> [INSTRUCTION]:
In the material below, find each line holding the string "cccccc" and copy it.

> [RECORDS FOR THIS EXERCISE]:
_ _ _ _ _
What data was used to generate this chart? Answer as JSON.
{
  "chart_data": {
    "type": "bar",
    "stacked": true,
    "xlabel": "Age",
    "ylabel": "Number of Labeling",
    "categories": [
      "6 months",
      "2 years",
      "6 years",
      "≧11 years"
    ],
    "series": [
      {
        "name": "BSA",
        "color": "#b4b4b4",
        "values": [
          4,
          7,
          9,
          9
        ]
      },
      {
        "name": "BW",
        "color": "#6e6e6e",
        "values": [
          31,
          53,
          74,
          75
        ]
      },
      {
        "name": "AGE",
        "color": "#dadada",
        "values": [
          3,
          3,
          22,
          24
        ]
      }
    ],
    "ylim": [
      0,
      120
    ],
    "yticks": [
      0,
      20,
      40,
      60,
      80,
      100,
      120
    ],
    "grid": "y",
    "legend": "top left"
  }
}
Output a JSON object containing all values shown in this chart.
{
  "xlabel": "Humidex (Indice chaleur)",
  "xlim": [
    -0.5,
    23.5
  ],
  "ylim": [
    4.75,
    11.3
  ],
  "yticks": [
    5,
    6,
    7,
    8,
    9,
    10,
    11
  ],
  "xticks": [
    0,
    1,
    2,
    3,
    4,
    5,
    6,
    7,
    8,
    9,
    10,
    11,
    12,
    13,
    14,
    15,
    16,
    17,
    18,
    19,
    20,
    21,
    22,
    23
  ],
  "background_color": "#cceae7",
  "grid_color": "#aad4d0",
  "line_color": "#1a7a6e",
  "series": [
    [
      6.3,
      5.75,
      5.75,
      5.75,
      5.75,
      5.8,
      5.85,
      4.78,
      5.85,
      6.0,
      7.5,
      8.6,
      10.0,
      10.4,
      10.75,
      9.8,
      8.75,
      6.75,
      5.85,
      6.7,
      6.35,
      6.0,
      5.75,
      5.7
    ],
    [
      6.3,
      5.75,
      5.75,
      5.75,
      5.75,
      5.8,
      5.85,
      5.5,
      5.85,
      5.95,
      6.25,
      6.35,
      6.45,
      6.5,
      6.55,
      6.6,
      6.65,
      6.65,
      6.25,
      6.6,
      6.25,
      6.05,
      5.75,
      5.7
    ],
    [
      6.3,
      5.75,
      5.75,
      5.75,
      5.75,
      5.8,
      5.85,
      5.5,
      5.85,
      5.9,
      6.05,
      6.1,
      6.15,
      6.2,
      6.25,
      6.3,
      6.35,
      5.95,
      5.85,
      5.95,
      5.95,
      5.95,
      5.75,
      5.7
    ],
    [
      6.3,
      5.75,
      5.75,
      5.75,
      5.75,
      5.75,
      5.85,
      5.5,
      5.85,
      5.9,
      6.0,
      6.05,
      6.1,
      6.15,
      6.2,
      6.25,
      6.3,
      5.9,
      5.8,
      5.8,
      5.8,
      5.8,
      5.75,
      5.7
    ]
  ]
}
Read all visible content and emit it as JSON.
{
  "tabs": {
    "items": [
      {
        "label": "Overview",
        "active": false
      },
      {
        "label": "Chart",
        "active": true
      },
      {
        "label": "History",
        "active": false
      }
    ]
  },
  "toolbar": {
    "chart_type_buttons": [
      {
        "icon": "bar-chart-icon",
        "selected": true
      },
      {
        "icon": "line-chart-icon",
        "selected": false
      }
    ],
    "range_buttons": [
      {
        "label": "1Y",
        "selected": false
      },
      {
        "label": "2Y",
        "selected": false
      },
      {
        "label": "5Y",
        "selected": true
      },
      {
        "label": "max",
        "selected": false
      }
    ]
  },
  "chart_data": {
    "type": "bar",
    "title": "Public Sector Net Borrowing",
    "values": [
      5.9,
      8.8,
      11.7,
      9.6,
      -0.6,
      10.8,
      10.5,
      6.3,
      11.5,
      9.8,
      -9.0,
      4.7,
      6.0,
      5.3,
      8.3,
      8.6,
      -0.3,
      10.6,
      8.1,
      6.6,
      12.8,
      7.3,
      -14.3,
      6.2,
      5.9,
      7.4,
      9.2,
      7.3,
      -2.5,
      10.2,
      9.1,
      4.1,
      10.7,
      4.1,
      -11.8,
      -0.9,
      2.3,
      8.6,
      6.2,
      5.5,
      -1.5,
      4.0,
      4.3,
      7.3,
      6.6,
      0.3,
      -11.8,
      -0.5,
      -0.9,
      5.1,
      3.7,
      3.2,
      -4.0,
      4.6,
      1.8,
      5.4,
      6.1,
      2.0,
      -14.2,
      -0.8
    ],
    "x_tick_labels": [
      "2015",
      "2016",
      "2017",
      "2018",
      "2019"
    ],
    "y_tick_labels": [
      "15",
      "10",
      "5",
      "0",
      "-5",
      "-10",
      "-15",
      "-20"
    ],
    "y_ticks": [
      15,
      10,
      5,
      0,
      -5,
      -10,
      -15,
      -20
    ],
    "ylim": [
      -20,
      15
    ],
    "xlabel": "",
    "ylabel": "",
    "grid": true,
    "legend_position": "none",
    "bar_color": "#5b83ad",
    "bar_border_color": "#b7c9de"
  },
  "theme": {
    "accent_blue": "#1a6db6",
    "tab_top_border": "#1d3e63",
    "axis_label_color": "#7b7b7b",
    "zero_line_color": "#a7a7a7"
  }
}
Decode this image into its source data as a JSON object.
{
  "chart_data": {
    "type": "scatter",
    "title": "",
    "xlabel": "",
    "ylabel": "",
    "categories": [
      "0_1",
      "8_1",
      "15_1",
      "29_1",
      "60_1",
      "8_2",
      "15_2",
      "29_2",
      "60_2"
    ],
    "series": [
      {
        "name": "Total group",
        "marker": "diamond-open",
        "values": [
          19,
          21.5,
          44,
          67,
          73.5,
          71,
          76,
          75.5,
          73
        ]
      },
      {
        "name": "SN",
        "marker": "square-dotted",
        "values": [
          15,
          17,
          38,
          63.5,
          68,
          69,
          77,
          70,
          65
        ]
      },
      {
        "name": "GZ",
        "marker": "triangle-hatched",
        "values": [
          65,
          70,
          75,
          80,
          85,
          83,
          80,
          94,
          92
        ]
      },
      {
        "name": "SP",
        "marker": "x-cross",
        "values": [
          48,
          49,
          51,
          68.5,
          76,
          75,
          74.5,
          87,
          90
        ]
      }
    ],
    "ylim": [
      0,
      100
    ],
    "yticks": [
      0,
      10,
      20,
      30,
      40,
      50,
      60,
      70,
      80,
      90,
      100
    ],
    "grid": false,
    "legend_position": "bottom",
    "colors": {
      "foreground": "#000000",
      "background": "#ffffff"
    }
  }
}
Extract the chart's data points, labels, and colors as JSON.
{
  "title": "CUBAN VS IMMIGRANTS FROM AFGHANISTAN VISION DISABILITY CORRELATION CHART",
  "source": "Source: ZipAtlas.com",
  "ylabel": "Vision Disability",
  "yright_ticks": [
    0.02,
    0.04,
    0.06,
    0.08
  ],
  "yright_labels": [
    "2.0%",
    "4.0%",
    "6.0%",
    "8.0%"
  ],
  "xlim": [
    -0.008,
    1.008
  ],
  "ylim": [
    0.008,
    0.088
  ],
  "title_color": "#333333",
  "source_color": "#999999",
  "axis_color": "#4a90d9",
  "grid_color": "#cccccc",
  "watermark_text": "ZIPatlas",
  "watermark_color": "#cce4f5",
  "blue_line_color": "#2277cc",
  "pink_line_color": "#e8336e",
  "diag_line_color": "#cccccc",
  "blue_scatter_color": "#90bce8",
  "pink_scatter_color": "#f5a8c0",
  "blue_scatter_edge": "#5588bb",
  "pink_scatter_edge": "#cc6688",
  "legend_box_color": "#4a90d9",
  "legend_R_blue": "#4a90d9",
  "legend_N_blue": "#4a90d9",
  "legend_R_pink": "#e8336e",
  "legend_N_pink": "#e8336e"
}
_ _ _ _ _
> [FULL ANSWER]:
  "grid_color": "#cccccc",
  "diag_line_color": "#cccccc",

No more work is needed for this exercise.